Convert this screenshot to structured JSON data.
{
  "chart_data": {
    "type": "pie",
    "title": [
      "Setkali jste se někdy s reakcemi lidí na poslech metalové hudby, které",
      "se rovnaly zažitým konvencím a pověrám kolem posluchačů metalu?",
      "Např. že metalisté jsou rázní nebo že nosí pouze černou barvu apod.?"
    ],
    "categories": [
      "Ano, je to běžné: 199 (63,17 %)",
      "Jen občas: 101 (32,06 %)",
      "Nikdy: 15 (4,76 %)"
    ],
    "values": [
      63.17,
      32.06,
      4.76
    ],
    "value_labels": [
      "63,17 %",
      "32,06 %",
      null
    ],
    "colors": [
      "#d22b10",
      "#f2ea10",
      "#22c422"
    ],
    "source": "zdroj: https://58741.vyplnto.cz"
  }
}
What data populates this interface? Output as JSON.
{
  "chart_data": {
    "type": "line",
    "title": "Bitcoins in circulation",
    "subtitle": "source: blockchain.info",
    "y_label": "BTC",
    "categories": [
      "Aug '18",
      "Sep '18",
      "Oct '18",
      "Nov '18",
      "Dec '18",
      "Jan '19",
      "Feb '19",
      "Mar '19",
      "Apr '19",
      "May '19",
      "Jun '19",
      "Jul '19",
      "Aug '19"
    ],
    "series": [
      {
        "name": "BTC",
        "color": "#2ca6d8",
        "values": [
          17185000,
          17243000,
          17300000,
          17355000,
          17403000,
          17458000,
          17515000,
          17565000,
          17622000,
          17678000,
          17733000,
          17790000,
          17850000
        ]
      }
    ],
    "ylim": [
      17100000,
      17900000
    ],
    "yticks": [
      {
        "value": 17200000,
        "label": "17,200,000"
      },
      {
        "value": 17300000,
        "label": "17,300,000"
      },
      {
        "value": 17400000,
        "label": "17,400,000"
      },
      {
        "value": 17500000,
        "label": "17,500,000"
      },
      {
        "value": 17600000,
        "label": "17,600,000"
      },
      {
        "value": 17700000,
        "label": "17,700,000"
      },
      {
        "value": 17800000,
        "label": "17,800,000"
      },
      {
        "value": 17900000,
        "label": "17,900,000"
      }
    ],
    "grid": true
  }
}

— Task brief —
Take the listing above and write it out again exactly.

— Answer to the problem —
Convert this screenshot to structured JSON data.
{
  "chart_data": {
    "type": "pie",
    "title": [
      "Setkali jste se někdy s reakcemi lidí na poslech metalové hudby, které",
      "se rovnaly zažitým konvencím a pověrám kolem posluchačů metalu?",
      "Např. že metalisté jsou rázní nebo že nosí pouze černou barvu apod.?"
    ],
    "categories": [
      "Ano, je to běžné: 199 (63,17 %)",
      "Jen občas: 101 (32,06 %)",
      "Nikdy: 15 (4,76 %)"
    ],
    "values": [
      63.17,
      32.06,
      4.76
    ],
    "value_labels": [
      "63,17 %",
      "32,06 %",
      null
    ],
    "colors": [
      "#d22b10",
      "#f2ea10",
      "#22c422"
    ],
    "source": "zdroj: https://58741.vyplnto.cz"
  }
}
What data populates this interface? Output as JSON.
{
  "chart_data": {
    "type": "line",
    "title": "Bitcoins in circulation",
    "subtitle": "source: blockchain.info",
    "y_label": "BTC",
    "categories": [
      "Aug '18",
      "Sep '18",
      "Oct '18",
      "Nov '18",
      "Dec '18",
      "Jan '19",
      "Feb '19",
      "Mar '19",
      "Apr '19",
      "May '19",
      "Jun '19",
      "Jul '19",
      "Aug '19"
    ],
    "series": [
      {
        "name": "BTC",
        "color": "#2ca6d8",
        "values": [
          17185000,
          17243000,
          17300000,
          17355000,
          17403000,
          17458000,
          17515000,
          17565000,
          17622000,
          17678000,
          17733000,
          17790000,
          17850000
        ]
      }
    ],
    "ylim": [
      17100000,
      17900000
    ],
    "yticks": [
      {
        "value": 17200000,
        "label": "17,200,000"
      },
      {
        "value": 17300000,
        "label": "17,300,000"
      },
      {
        "value": 17400000,
        "label": "17,400,000"
      },
      {
        "value": 17500000,
        "label": "17,500,000"
      },
      {
        "value": 17600000,
        "label": "17,600,000"
      },
      {
        "value": 17700000,
        "label": "17,700,000"
      },
      {
        "value": 17800000,
        "label": "17,800,000"
      },
      {
        "value": 17900000,
        "label": "17,900,000"
      }
    ],
    "grid": true
  }
}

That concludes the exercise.